THE PROBLEM — Your reply should be a single number: how many lines contain the string "LCREEK".

DATA PROVIDED —

▶

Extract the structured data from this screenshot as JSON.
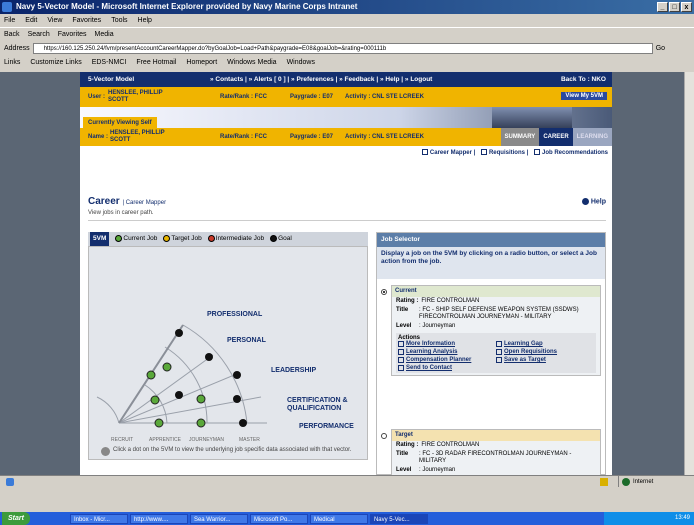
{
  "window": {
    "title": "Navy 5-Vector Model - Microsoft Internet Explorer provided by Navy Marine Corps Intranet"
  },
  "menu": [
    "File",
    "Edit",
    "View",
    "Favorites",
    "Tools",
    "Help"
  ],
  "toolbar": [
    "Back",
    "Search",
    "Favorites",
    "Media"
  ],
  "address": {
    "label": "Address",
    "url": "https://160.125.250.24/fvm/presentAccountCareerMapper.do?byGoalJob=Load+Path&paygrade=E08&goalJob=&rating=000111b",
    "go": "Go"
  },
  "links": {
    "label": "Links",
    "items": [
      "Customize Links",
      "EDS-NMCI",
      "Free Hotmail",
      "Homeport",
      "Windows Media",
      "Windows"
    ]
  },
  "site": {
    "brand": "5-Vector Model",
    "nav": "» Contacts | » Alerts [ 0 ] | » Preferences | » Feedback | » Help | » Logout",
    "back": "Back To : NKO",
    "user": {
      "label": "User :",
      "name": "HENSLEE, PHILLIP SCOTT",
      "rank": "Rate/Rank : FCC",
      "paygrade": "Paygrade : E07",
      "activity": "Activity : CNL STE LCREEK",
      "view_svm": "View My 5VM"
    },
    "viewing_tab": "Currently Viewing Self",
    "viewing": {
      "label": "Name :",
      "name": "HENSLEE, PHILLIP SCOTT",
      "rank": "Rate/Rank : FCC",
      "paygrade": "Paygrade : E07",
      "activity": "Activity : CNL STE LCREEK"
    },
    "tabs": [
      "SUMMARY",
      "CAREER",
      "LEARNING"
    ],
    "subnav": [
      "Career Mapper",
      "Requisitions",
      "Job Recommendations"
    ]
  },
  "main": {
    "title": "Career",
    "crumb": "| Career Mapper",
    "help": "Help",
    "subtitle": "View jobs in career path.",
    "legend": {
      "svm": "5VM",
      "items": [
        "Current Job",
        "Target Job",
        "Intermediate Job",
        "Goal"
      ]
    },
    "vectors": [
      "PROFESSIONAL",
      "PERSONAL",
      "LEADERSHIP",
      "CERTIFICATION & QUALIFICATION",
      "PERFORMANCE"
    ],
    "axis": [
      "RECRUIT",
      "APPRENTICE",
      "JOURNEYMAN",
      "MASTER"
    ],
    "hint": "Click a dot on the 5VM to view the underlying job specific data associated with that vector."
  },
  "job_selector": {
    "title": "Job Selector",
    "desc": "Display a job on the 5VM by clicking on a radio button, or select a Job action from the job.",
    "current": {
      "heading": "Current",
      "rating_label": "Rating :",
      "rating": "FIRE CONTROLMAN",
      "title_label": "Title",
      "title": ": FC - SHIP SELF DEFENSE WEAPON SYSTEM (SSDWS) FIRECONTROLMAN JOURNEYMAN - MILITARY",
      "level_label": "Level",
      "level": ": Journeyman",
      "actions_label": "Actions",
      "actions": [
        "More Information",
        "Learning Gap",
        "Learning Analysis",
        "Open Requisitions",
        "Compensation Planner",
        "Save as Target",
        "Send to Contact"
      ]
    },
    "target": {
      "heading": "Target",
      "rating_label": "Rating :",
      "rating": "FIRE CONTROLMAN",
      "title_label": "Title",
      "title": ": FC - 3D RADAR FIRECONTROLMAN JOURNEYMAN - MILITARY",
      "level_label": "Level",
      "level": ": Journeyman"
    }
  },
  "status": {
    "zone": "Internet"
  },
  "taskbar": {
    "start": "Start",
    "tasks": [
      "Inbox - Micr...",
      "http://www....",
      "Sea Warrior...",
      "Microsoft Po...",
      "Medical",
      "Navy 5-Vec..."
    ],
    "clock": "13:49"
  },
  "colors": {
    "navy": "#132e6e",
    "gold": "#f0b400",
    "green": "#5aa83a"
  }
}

◀

RESULT OF THE EXERCISE — 2